Exercise aim: Extract the listing below in full, unchanged.

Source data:
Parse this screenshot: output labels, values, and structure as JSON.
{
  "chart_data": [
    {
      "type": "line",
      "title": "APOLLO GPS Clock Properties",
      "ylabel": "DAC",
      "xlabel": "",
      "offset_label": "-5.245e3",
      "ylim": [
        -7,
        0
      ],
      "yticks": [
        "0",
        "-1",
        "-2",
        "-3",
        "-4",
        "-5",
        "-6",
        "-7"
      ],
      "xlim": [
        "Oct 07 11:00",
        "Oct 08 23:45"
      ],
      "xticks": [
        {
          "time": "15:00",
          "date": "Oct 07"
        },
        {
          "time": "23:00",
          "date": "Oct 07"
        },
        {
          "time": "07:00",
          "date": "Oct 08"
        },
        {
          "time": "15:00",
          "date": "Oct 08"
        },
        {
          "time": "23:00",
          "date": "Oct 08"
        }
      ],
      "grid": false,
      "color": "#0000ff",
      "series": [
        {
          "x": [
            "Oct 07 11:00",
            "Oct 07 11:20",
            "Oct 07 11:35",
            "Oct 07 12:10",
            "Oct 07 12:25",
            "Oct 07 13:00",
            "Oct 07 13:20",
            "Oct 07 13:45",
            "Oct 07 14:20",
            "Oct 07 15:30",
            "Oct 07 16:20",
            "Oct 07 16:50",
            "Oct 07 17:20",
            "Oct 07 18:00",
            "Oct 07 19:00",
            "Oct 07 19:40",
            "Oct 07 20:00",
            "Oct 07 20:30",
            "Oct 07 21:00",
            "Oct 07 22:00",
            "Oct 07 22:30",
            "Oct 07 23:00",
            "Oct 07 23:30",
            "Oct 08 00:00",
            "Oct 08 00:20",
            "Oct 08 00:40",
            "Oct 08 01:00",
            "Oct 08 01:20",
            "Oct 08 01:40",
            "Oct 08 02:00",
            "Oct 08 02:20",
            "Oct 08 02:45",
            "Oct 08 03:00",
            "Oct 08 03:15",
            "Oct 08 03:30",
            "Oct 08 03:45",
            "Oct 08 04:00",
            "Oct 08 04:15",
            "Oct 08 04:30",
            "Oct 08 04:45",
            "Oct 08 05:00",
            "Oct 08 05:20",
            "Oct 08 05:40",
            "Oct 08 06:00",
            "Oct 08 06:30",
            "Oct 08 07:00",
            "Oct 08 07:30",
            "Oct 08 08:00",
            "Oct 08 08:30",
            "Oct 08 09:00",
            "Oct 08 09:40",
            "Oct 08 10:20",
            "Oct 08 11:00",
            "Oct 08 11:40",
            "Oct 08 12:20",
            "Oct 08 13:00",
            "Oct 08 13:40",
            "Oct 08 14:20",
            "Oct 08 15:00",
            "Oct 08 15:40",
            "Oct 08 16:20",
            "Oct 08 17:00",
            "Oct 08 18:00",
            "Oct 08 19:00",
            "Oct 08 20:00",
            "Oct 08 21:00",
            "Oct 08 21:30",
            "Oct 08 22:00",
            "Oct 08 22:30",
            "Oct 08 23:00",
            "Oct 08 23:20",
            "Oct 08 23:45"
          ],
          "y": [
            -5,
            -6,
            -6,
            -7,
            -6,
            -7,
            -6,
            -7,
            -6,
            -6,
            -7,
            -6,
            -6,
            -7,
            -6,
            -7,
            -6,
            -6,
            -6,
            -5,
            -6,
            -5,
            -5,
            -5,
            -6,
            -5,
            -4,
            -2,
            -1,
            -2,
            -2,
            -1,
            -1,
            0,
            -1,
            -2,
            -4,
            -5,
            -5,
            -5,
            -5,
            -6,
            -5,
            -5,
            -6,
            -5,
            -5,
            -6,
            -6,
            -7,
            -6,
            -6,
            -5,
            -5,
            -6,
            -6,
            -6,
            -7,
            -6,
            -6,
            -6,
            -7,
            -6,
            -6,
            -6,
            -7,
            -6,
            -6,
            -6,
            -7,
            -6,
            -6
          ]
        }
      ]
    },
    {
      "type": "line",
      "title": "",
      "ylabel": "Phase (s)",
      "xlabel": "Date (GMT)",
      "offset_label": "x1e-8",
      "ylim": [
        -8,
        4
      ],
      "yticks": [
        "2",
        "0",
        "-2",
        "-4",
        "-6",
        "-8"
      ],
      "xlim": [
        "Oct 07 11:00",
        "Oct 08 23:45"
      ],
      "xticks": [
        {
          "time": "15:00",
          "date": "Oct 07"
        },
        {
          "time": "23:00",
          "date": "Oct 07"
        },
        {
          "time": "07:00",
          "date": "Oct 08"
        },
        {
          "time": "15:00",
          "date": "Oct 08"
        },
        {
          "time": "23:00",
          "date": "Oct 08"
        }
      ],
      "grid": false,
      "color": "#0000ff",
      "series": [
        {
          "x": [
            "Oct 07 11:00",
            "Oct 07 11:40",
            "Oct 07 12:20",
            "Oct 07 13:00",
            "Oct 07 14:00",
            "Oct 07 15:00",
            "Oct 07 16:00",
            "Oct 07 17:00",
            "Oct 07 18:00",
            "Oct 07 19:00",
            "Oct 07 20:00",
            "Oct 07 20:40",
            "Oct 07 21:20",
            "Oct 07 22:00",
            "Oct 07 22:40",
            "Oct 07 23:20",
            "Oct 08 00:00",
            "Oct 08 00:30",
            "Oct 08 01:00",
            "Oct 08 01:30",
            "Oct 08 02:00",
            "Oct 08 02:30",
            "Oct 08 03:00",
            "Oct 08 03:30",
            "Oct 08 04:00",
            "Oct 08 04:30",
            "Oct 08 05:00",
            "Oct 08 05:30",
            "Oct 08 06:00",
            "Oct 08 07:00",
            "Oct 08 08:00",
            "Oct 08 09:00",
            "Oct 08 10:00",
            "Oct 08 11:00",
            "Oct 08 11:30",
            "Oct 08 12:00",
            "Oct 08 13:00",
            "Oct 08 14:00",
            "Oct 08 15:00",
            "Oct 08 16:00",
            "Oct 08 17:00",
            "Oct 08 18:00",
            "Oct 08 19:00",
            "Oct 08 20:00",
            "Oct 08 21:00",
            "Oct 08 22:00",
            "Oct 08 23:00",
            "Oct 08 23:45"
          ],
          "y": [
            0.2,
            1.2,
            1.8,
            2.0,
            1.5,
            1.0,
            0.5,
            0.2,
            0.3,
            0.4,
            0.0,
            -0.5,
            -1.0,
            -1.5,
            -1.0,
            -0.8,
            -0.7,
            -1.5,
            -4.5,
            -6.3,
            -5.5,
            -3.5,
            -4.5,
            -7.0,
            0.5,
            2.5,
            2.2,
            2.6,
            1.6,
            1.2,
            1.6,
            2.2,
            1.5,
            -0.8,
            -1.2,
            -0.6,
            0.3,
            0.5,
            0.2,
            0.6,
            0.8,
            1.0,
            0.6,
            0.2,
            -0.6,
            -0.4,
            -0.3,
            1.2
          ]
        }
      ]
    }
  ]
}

Full output:
Parse this screenshot: output labels, values, and structure as JSON.
{
  "chart_data": [
    {
      "type": "line",
      "title": "APOLLO GPS Clock Properties",
      "ylabel": "DAC",
      "xlabel": "",
      "offset_label": "-5.245e3",
      "ylim": [
        -7,
        0
      ],
      "yticks": [
        "0",
        "-1",
        "-2",
        "-3",
        "-4",
        "-5",
        "-6",
        "-7"
      ],
      "xlim": [
        "Oct 07 11:00",
        "Oct 08 23:45"
      ],
      "xticks": [
        {
          "time": "15:00",
          "date": "Oct 07"
        },
        {
          "time": "23:00",
          "date": "Oct 07"
        },
        {
          "time": "07:00",
          "date": "Oct 08"
        },
        {
          "time": "15:00",
          "date": "Oct 08"
        },
        {
          "time": "23:00",
          "date": "Oct 08"
        }
      ],
      "grid": false,
      "color": "#0000ff",
      "series": [
        {
          "x": [
            "Oct 07 11:00",
            "Oct 07 11:20",
            "Oct 07 11:35",
            "Oct 07 12:10",
            "Oct 07 12:25",
            "Oct 07 13:00",
            "Oct 07 13:20",
            "Oct 07 13:45",
            "Oct 07 14:20",
            "Oct 07 15:30",
            "Oct 07 16:20",
            "Oct 07 16:50",
            "Oct 07 17:20",
            "Oct 07 18:00",
            "Oct 07 19:00",
            "Oct 07 19:40",
            "Oct 07 20:00",
            "Oct 07 20:30",
            "Oct 07 21:00",
            "Oct 07 22:00",
            "Oct 07 22:30",
            "Oct 07 23:00",
            "Oct 07 23:30",
            "Oct 08 00:00",
            "Oct 08 00:20",
            "Oct 08 00:40",
            "Oct 08 01:00",
            "Oct 08 01:20",
            "Oct 08 01:40",
            "Oct 08 02:00",
            "Oct 08 02:20",
            "Oct 08 02:45",
            "Oct 08 03:00",
            "Oct 08 03:15",
            "Oct 08 03:30",
            "Oct 08 03:45",
            "Oct 08 04:00",
            "Oct 08 04:15",
            "Oct 08 04:30",
            "Oct 08 04:45",
            "Oct 08 05:00",
            "Oct 08 05:20",
            "Oct 08 05:40",
            "Oct 08 06:00",
            "Oct 08 06:30",
            "Oct 08 07:00",
            "Oct 08 07:30",
            "Oct 08 08:00",
            "Oct 08 08:30",
            "Oct 08 09:00",
            "Oct 08 09:40",
            "Oct 08 10:20",
            "Oct 08 11:00",
            "Oct 08 11:40",
            "Oct 08 12:20",
            "Oct 08 13:00",
            "Oct 08 13:40",
            "Oct 08 14:20",
            "Oct 08 15:00",
            "Oct 08 15:40",
            "Oct 08 16:20",
            "Oct 08 17:00",
            "Oct 08 18:00",
            "Oct 08 19:00",
            "Oct 08 20:00",
            "Oct 08 21:00",
            "Oct 08 21:30",
            "Oct 08 22:00",
            "Oct 08 22:30",
            "Oct 08 23:00",
            "Oct 08 23:20",
            "Oct 08 23:45"
          ],
          "y": [
            -5,
            -6,
            -6,
            -7,
            -6,
            -7,
            -6,
            -7,
            -6,
            -6,
            -7,
            -6,
            -6,
            -7,
            -6,
            -7,
            -6,
            -6,
            -6,
            -5,
            -6,
            -5,
            -5,
            -5,
            -6,
            -5,
            -4,
            -2,
            -1,
            -2,
            -2,
            -1,
            -1,
            0,
            -1,
            -2,
            -4,
            -5,
            -5,
            -5,
            -5,
            -6,
            -5,
            -5,
            -6,
            -5,
            -5,
            -6,
            -6,
            -7,
            -6,
            -6,
            -5,
            -5,
            -6,
            -6,
            -6,
            -7,
            -6,
            -6,
            -6,
            -7,
            -6,
            -6,
            -6,
            -7,
            -6,
            -6,
            -6,
            -7,
            -6,
            -6
          ]
        }
      ]
    },
    {
      "type": "line",
      "title": "",
      "ylabel": "Phase (s)",
      "xlabel": "Date (GMT)",
      "offset_label": "x1e-8",
      "ylim": [
        -8,
        4
      ],
      "yticks": [
        "2",
        "0",
        "-2",
        "-4",
        "-6",
        "-8"
      ],
      "xlim": [
        "Oct 07 11:00",
        "Oct 08 23:45"
      ],
      "xticks": [
        {
          "time": "15:00",
          "date": "Oct 07"
        },
        {
          "time": "23:00",
          "date": "Oct 07"
        },
        {
          "time": "07:00",
          "date": "Oct 08"
        },
        {
          "time": "15:00",
          "date": "Oct 08"
        },
        {
          "time": "23:00",
          "date": "Oct 08"
        }
      ],
      "grid": false,
      "color": "#0000ff",
      "series": [
        {
          "x": [
            "Oct 07 11:00",
            "Oct 07 11:40",
            "Oct 07 12:20",
            "Oct 07 13:00",
            "Oct 07 14:00",
            "Oct 07 15:00",
            "Oct 07 16:00",
            "Oct 07 17:00",
            "Oct 07 18:00",
            "Oct 07 19:00",
            "Oct 07 20:00",
            "Oct 07 20:40",
            "Oct 07 21:20",
            "Oct 07 22:00",
            "Oct 07 22:40",
            "Oct 07 23:20",
            "Oct 08 00:00",
            "Oct 08 00:30",
            "Oct 08 01:00",
            "Oct 08 01:30",
            "Oct 08 02:00",
            "Oct 08 02:30",
            "Oct 08 03:00",
            "Oct 08 03:30",
            "Oct 08 04:00",
            "Oct 08 04:30",
            "Oct 08 05:00",
            "Oct 08 05:30",
            "Oct 08 06:00",
            "Oct 08 07:00",
            "Oct 08 08:00",
            "Oct 08 09:00",
            "Oct 08 10:00",
            "Oct 08 11:00",
            "Oct 08 11:30",
            "Oct 08 12:00",
            "Oct 08 13:00",
            "Oct 08 14:00",
            "Oct 08 15:00",
            "Oct 08 16:00",
            "Oct 08 17:00",
            "Oct 08 18:00",
            "Oct 08 19:00",
            "Oct 08 20:00",
            "Oct 08 21:00",
            "Oct 08 22:00",
            "Oct 08 23:00",
            "Oct 08 23:45"
          ],
          "y": [
            0.2,
            1.2,
            1.8,
            2.0,
            1.5,
            1.0,
            0.5,
            0.2,
            0.3,
            0.4,
            0.0,
            -0.5,
            -1.0,
            -1.5,
            -1.0,
            -0.8,
            -0.7,
            -1.5,
            -4.5,
            -6.3,
            -5.5,
            -3.5,
            -4.5,
            -7.0,
            0.5,
            2.5,
            2.2,
            2.6,
            1.6,
            1.2,
            1.6,
            2.2,
            1.5,
            -0.8,
            -1.2,
            -0.6,
            0.3,
            0.5,
            0.2,
            0.6,
            0.8,
            1.0,
            0.6,
            0.2,
            -0.6,
            -0.4,
            -0.3,
            1.2
          ]
        }
      ]
    }
  ]
}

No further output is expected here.